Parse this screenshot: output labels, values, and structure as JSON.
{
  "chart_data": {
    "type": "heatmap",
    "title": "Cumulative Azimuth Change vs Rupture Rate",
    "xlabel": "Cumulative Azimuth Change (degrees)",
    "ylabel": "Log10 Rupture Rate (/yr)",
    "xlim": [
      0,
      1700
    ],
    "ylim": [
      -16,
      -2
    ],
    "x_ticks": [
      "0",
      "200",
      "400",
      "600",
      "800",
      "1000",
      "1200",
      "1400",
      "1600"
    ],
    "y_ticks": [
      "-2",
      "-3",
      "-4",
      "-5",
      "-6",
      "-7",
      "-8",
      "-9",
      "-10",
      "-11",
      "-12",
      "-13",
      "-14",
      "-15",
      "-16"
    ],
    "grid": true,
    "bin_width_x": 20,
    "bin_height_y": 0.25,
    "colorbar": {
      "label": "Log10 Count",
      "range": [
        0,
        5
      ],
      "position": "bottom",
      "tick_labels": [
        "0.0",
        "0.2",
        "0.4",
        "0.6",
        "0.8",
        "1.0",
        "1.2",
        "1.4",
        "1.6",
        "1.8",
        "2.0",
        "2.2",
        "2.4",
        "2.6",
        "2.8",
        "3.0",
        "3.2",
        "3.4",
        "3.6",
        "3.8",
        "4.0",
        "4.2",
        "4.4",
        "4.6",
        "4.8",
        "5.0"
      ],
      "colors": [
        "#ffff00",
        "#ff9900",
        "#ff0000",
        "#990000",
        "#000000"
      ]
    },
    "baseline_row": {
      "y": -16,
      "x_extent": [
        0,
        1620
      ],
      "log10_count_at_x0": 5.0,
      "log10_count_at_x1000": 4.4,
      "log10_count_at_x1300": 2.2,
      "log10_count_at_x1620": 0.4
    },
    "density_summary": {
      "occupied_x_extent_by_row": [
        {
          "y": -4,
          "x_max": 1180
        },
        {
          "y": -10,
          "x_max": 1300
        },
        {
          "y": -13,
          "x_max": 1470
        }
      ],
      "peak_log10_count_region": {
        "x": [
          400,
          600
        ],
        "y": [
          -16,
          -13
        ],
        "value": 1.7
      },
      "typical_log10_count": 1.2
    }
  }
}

> The problem
Repeat the data in its entirety, character for character.

> Correct result
Parse this screenshot: output labels, values, and structure as JSON.
{
  "chart_data": {
    "type": "heatmap",
    "title": "Cumulative Azimuth Change vs Rupture Rate",
    "xlabel": "Cumulative Azimuth Change (degrees)",
    "ylabel": "Log10 Rupture Rate (/yr)",
    "xlim": [
      0,
      1700
    ],
    "ylim": [
      -16,
      -2
    ],
    "x_ticks": [
      "0",
      "200",
      "400",
      "600",
      "800",
      "1000",
      "1200",
      "1400",
      "1600"
    ],
    "y_ticks": [
      "-2",
      "-3",
      "-4",
      "-5",
      "-6",
      "-7",
      "-8",
      "-9",
      "-10",
      "-11",
      "-12",
      "-13",
      "-14",
      "-15",
      "-16"
    ],
    "grid": true,
    "bin_width_x": 20,
    "bin_height_y": 0.25,
    "colorbar": {
      "label": "Log10 Count",
      "range": [
        0,
        5
      ],
      "position": "bottom",
      "tick_labels": [
        "0.0",
        "0.2",
        "0.4",
        "0.6",
        "0.8",
        "1.0",
        "1.2",
        "1.4",
        "1.6",
        "1.8",
        "2.0",
        "2.2",
        "2.4",
        "2.6",
        "2.8",
        "3.0",
        "3.2",
        "3.4",
        "3.6",
        "3.8",
        "4.0",
        "4.2",
        "4.4",
        "4.6",
        "4.8",
        "5.0"
      ],
      "colors": [
        "#ffff00",
        "#ff9900",
        "#ff0000",
        "#990000",
        "#000000"
      ]
    },
    "baseline_row": {
      "y": -16,
      "x_extent": [
        0,
        1620
      ],
      "log10_count_at_x0": 5.0,
      "log10_count_at_x1000": 4.4,
      "log10_count_at_x1300": 2.2,
      "log10_count_at_x1620": 0.4
    },
    "density_summary": {
      "occupied_x_extent_by_row": [
        {
          "y": -4,
          "x_max": 1180
        },
        {
          "y": -10,
          "x_max": 1300
        },
        {
          "y": -13,
          "x_max": 1470
        }
      ],
      "peak_log10_count_region": {
        "x": [
          400,
          600
        ],
        "y": [
          -16,
          -13
        ],
        "value": 1.7
      },
      "typical_log10_count": 1.2
    }
  }
}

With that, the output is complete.